(Data tied to figure images)
________________________________________

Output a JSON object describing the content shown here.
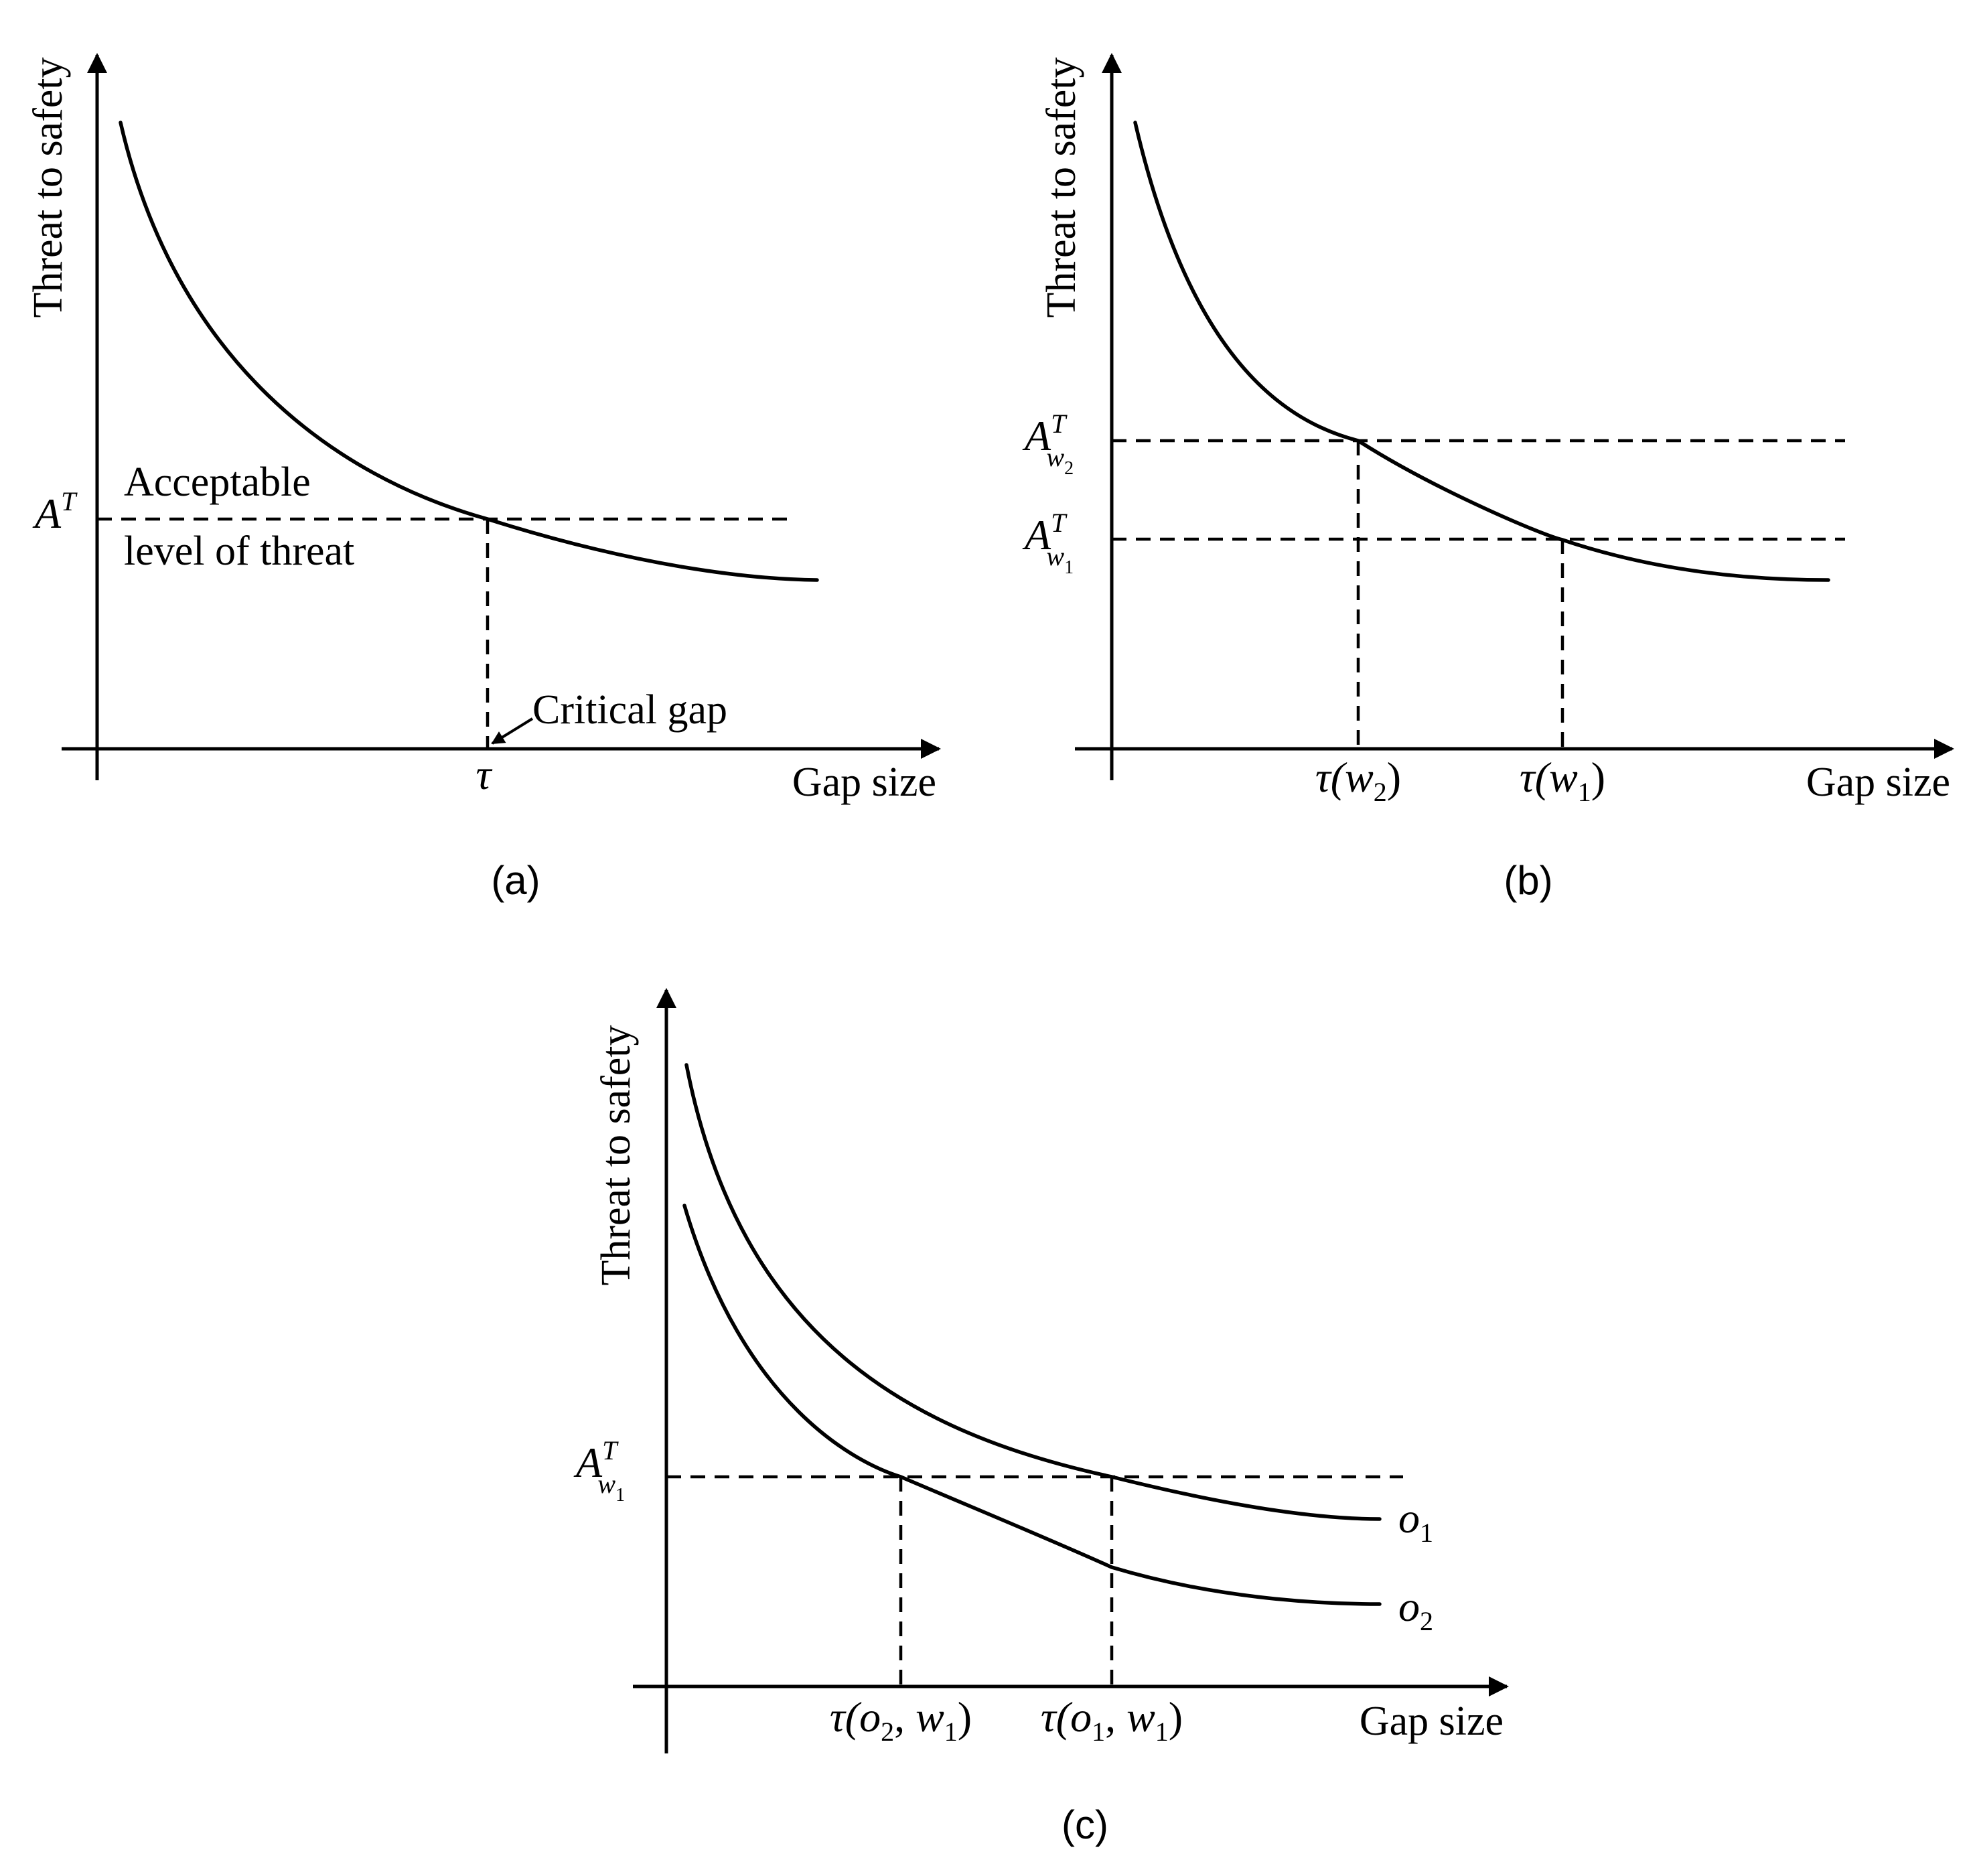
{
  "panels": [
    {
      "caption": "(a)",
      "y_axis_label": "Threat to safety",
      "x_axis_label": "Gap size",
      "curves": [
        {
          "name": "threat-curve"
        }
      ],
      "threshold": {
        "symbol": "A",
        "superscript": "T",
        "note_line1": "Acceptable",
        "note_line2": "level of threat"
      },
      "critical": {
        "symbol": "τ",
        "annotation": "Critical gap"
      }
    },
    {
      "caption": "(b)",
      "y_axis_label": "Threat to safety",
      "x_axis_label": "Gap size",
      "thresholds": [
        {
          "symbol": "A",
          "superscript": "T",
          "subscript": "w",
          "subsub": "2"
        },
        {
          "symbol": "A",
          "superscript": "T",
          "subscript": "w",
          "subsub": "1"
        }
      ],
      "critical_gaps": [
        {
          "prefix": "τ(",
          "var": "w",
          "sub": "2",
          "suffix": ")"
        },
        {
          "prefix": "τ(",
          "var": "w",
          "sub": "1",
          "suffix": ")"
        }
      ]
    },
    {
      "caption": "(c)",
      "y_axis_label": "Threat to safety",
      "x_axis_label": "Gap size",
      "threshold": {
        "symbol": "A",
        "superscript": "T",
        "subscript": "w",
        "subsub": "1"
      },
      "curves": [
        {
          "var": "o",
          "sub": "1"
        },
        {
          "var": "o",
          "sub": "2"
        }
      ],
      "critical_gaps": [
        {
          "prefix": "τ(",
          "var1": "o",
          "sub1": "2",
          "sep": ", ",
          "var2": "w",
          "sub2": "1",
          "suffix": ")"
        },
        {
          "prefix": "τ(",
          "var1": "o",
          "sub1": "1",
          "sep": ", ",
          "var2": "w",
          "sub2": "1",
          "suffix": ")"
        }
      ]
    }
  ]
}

________________________________________

Task to carry out: Give back each entry exactly as it appears, with no pictures.

Output:
Output a JSON object describing the content shown here.
{
  "panels": [
    {
      "caption": "(a)",
      "y_axis_label": "Threat to safety",
      "x_axis_label": "Gap size",
      "curves": [
        {
          "name": "threat-curve"
        }
      ],
      "threshold": {
        "symbol": "A",
        "superscript": "T",
        "note_line1": "Acceptable",
        "note_line2": "level of threat"
      },
      "critical": {
        "symbol": "τ",
        "annotation": "Critical gap"
      }
    },
    {
      "caption": "(b)",
      "y_axis_label": "Threat to safety",
      "x_axis_label": "Gap size",
      "thresholds": [
        {
          "symbol": "A",
          "superscript": "T",
          "subscript": "w",
          "subsub": "2"
        },
        {
          "symbol": "A",
          "superscript": "T",
          "subscript": "w",
          "subsub": "1"
        }
      ],
      "critical_gaps": [
        {
          "prefix": "τ(",
          "var": "w",
          "sub": "2",
          "suffix": ")"
        },
        {
          "prefix": "τ(",
          "var": "w",
          "sub": "1",
          "suffix": ")"
        }
      ]
    },
    {
      "caption": "(c)",
      "y_axis_label": "Threat to safety",
      "x_axis_label": "Gap size",
      "threshold": {
        "symbol": "A",
        "superscript": "T",
        "subscript": "w",
        "subsub": "1"
      },
      "curves": [
        {
          "var": "o",
          "sub": "1"
        },
        {
          "var": "o",
          "sub": "2"
        }
      ],
      "critical_gaps": [
        {
          "prefix": "τ(",
          "var1": "o",
          "sub1": "2",
          "sep": ", ",
          "var2": "w",
          "sub2": "1",
          "suffix": ")"
        },
        {
          "prefix": "τ(",
          "var1": "o",
          "sub1": "1",
          "sep": ", ",
          "var2": "w",
          "sub2": "1",
          "suffix": ")"
        }
      ]
    }
  ]
}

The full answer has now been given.